Record extracts:

━━━━━━━━

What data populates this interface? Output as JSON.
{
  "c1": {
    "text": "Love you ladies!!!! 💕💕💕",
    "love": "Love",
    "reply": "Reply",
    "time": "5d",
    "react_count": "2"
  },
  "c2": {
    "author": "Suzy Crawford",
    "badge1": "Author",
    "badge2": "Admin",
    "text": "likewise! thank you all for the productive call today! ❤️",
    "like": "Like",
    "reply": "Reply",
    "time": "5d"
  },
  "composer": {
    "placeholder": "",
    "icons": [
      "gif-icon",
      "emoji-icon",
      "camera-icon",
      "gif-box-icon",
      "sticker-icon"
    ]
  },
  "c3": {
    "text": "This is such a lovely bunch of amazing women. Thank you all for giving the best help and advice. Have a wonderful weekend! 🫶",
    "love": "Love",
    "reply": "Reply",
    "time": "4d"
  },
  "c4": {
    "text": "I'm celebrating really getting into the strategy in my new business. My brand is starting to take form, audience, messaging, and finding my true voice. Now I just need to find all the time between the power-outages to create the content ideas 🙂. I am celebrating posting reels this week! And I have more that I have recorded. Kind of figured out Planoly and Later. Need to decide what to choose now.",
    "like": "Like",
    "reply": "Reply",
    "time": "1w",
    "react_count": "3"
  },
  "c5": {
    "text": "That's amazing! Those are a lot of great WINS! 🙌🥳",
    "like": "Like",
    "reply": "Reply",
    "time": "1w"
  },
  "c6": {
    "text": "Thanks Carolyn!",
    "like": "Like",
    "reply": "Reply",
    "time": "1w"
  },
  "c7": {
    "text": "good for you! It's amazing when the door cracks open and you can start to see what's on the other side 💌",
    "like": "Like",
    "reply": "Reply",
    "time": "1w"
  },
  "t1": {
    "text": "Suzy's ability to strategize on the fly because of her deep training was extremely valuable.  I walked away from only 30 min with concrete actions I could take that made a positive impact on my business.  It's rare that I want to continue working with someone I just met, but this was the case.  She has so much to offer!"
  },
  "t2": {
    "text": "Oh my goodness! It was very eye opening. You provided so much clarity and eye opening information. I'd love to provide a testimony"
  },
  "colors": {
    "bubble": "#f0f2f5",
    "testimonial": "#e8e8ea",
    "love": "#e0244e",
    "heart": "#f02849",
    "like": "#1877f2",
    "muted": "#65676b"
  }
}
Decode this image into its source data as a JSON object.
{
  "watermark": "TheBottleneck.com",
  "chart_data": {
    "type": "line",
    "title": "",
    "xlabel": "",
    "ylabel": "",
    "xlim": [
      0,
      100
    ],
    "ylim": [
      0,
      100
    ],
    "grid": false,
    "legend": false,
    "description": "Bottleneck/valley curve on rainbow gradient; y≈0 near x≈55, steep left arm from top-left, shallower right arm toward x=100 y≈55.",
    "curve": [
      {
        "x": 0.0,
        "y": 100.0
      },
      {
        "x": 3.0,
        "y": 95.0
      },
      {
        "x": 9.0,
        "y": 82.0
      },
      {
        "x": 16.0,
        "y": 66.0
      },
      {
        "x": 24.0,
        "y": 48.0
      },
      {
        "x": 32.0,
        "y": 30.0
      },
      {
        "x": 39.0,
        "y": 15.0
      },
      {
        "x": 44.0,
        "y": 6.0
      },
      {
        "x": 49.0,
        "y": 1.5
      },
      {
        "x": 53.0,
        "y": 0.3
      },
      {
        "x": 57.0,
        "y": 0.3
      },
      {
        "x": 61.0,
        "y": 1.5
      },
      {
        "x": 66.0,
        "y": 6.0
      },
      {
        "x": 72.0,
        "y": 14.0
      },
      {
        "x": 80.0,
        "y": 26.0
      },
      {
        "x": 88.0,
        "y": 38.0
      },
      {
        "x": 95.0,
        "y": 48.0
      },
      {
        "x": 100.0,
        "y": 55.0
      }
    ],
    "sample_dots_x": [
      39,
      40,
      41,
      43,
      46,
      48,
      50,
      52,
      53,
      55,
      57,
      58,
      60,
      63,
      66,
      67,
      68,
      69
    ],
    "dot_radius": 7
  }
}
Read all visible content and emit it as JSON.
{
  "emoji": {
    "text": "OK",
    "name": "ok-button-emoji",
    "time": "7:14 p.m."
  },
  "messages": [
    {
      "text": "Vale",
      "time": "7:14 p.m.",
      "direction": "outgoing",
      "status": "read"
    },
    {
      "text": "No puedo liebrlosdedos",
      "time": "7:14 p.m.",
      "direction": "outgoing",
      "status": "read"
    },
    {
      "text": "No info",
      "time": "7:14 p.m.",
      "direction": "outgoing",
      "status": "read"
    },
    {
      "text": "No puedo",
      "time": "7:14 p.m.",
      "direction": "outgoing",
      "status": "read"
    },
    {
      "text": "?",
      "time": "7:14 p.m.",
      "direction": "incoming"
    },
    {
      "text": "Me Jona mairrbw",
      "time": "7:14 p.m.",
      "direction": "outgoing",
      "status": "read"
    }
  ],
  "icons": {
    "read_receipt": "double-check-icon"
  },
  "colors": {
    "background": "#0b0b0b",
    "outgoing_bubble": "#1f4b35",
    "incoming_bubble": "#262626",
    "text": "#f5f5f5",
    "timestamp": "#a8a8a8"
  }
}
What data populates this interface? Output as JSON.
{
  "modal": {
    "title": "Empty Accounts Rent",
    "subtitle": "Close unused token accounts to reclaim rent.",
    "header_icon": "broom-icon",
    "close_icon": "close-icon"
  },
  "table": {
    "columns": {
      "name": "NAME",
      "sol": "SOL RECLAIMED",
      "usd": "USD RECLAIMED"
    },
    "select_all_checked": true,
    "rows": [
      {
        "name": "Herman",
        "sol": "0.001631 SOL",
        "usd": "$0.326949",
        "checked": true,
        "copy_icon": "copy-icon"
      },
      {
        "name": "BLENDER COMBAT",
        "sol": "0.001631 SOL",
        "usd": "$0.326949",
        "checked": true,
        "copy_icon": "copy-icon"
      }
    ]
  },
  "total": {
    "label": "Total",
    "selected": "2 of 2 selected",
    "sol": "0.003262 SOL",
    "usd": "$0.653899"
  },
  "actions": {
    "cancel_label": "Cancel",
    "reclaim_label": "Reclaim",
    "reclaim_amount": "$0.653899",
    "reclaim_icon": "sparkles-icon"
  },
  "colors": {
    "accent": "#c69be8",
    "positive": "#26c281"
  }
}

━━━━━━━━

Directive: All of the entries above must be quoted exactly.

Answer for this exercise:
What data populates this interface? Output as JSON.
{
  "c1": {
    "text": "Love you ladies!!!! 💕💕💕",
    "love": "Love",
    "reply": "Reply",
    "time": "5d",
    "react_count": "2"
  },
  "c2": {
    "author": "Suzy Crawford",
    "badge1": "Author",
    "badge2": "Admin",
    "text": "likewise! thank you all for the productive call today! ❤️",
    "like": "Like",
    "reply": "Reply",
    "time": "5d"
  },
  "composer": {
    "placeholder": "",
    "icons": [
      "gif-icon",
      "emoji-icon",
      "camera-icon",
      "gif-box-icon",
      "sticker-icon"
    ]
  },
  "c3": {
    "text": "This is such a lovely bunch of amazing women. Thank you all for giving the best help and advice. Have a wonderful weekend! 🫶",
    "love": "Love",
    "reply": "Reply",
    "time": "4d"
  },
  "c4": {
    "text": "I'm celebrating really getting into the strategy in my new business. My brand is starting to take form, audience, messaging, and finding my true voice. Now I just need to find all the time between the power-outages to create the content ideas 🙂. I am celebrating posting reels this week! And I have more that I have recorded. Kind of figured out Planoly and Later. Need to decide what to choose now.",
    "like": "Like",
    "reply": "Reply",
    "time": "1w",
    "react_count": "3"
  },
  "c5": {
    "text": "That's amazing! Those are a lot of great WINS! 🙌🥳",
    "like": "Like",
    "reply": "Reply",
    "time": "1w"
  },
  "c6": {
    "text": "Thanks Carolyn!",
    "like": "Like",
    "reply": "Reply",
    "time": "1w"
  },
  "c7": {
    "text": "good for you! It's amazing when the door cracks open and you can start to see what's on the other side 💌",
    "like": "Like",
    "reply": "Reply",
    "time": "1w"
  },
  "t1": {
    "text": "Suzy's ability to strategize on the fly because of her deep training was extremely valuable.  I walked away from only 30 min with concrete actions I could take that made a positive impact on my business.  It's rare that I want to continue working with someone I just met, but this was the case.  She has so much to offer!"
  },
  "t2": {
    "text": "Oh my goodness! It was very eye opening. You provided so much clarity and eye opening information. I'd love to provide a testimony"
  },
  "colors": {
    "bubble": "#f0f2f5",
    "testimonial": "#e8e8ea",
    "love": "#e0244e",
    "heart": "#f02849",
    "like": "#1877f2",
    "muted": "#65676b"
  }
}
Decode this image into its source data as a JSON object.
{
  "watermark": "TheBottleneck.com",
  "chart_data": {
    "type": "line",
    "title": "",
    "xlabel": "",
    "ylabel": "",
    "xlim": [
      0,
      100
    ],
    "ylim": [
      0,
      100
    ],
    "grid": false,
    "legend": false,
    "description": "Bottleneck/valley curve on rainbow gradient; y≈0 near x≈55, steep left arm from top-left, shallower right arm toward x=100 y≈55.",
    "curve": [
      {
        "x": 0.0,
        "y": 100.0
      },
      {
        "x": 3.0,
        "y": 95.0
      },
      {
        "x": 9.0,
        "y": 82.0
      },
      {
        "x": 16.0,
        "y": 66.0
      },
      {
        "x": 24.0,
        "y": 48.0
      },
      {
        "x": 32.0,
        "y": 30.0
      },
      {
        "x": 39.0,
        "y": 15.0
      },
      {
        "x": 44.0,
        "y": 6.0
      },
      {
        "x": 49.0,
        "y": 1.5
      },
      {
        "x": 53.0,
        "y": 0.3
      },
      {
        "x": 57.0,
        "y": 0.3
      },
      {
        "x": 61.0,
        "y": 1.5
      },
      {
        "x": 66.0,
        "y": 6.0
      },
      {
        "x": 72.0,
        "y": 14.0
      },
      {
        "x": 80.0,
        "y": 26.0
      },
      {
        "x": 88.0,
        "y": 38.0
      },
      {
        "x": 95.0,
        "y": 48.0
      },
      {
        "x": 100.0,
        "y": 55.0
      }
    ],
    "sample_dots_x": [
      39,
      40,
      41,
      43,
      46,
      48,
      50,
      52,
      53,
      55,
      57,
      58,
      60,
      63,
      66,
      67,
      68,
      69
    ],
    "dot_radius": 7
  }
}
Read all visible content and emit it as JSON.
{
  "emoji": {
    "text": "OK",
    "name": "ok-button-emoji",
    "time": "7:14 p.m."
  },
  "messages": [
    {
      "text": "Vale",
      "time": "7:14 p.m.",
      "direction": "outgoing",
      "status": "read"
    },
    {
      "text": "No puedo liebrlosdedos",
      "time": "7:14 p.m.",
      "direction": "outgoing",
      "status": "read"
    },
    {
      "text": "No info",
      "time": "7:14 p.m.",
      "direction": "outgoing",
      "status": "read"
    },
    {
      "text": "No puedo",
      "time": "7:14 p.m.",
      "direction": "outgoing",
      "status": "read"
    },
    {
      "text": "?",
      "time": "7:14 p.m.",
      "direction": "incoming"
    },
    {
      "text": "Me Jona mairrbw",
      "time": "7:14 p.m.",
      "direction": "outgoing",
      "status": "read"
    }
  ],
  "icons": {
    "read_receipt": "double-check-icon"
  },
  "colors": {
    "background": "#0b0b0b",
    "outgoing_bubble": "#1f4b35",
    "incoming_bubble": "#262626",
    "text": "#f5f5f5",
    "timestamp": "#a8a8a8"
  }
}
What data populates this interface? Output as JSON.
{
  "modal": {
    "title": "Empty Accounts Rent",
    "subtitle": "Close unused token accounts to reclaim rent.",
    "header_icon": "broom-icon",
    "close_icon": "close-icon"
  },
  "table": {
    "columns": {
      "name": "NAME",
      "sol": "SOL RECLAIMED",
      "usd": "USD RECLAIMED"
    },
    "select_all_checked": true,
    "rows": [
      {
        "name": "Herman",
        "sol": "0.001631 SOL",
        "usd": "$0.326949",
        "checked": true,
        "copy_icon": "copy-icon"
      },
      {
        "name": "BLENDER COMBAT",
        "sol": "0.001631 SOL",
        "usd": "$0.326949",
        "checked": true,
        "copy_icon": "copy-icon"
      }
    ]
  },
  "total": {
    "label": "Total",
    "selected": "2 of 2 selected",
    "sol": "0.003262 SOL",
    "usd": "$0.653899"
  },
  "actions": {
    "cancel_label": "Cancel",
    "reclaim_label": "Reclaim",
    "reclaim_amount": "$0.653899",
    "reclaim_icon": "sparkles-icon"
  },
  "colors": {
    "accent": "#c69be8",
    "positive": "#26c281"
  }
}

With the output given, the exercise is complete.